Goal - Below is a block of records; return all of them exactly, but without the images.

Records supplied -
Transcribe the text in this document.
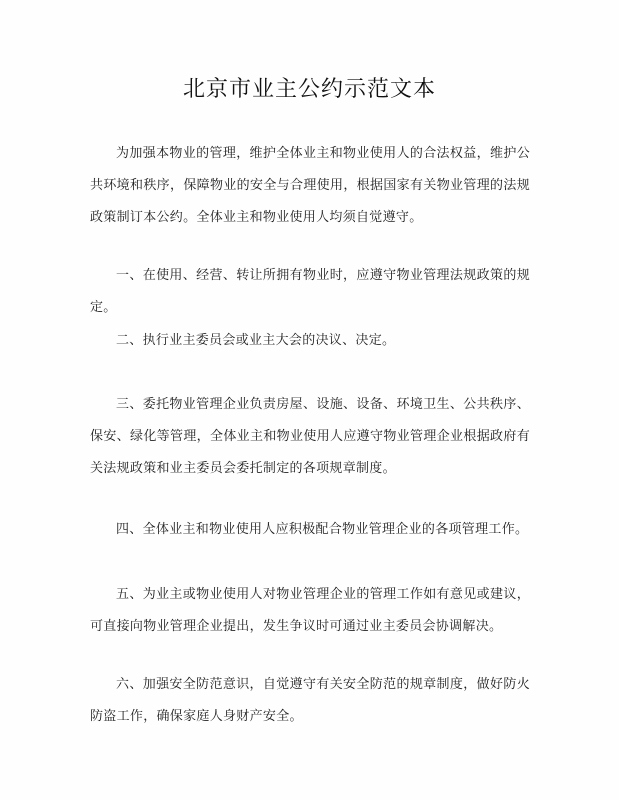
北京市业主公约示范文本

为加强本物业的管理，维护全体业主和物业使用人的合法权益，维护公共环境和秩序，保障物业的安全与合理使用，根据国家有关物业管理的法规政策制订本公约。全体业主和物业使用人均须自觉遵守。

一、在使用、经营、转让所拥有物业时，应遵守物业管理法规政策的规定。

二、执行业主委员会或业主大会的决议、决定。

三、委托物业管理企业负责房屋、设施、设备、环境卫生、公共秩序、保安、绿化等管理，全体业主和物业使用人应遵守物业管理企业根据政府有关法规政策和业主委员会委托制定的各项规章制度。

四、全体业主和物业使用人应积极配合物业管理企业的各项管理工作。

五、为业主或物业使用人对物业管理企业的管理工作如有意见或建议，可直接向物业管理企业提出，发生争议时可通过业主委员会协调解决。

六、加强安全防范意识，自觉遵守有关安全防范的规章制度，做好防火防盗工作，确保家庭人身财产安全。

Response below -
Transcribe the text in this document.
北京市业主公约示范文本

为加强本物业的管理，维护全体业主和物业使用人的合法权益，维护公共环境和秩序，保障物业的安全与合理使用，根据国家有关物业管理的法规政策制订本公约。全体业主和物业使用人均须自觉遵守。

一、在使用、经营、转让所拥有物业时，应遵守物业管理法规政策的规定。

二、执行业主委员会或业主大会的决议、决定。

三、委托物业管理企业负责房屋、设施、设备、环境卫生、公共秩序、保安、绿化等管理，全体业主和物业使用人应遵守物业管理企业根据政府有关法规政策和业主委员会委托制定的各项规章制度。

四、全体业主和物业使用人应积极配合物业管理企业的各项管理工作。

五、为业主或物业使用人对物业管理企业的管理工作如有意见或建议，可直接向物业管理企业提出，发生争议时可通过业主委员会协调解决。

六、加强安全防范意识，自觉遵守有关安全防范的规章制度，做好防火防盗工作，确保家庭人身财产安全。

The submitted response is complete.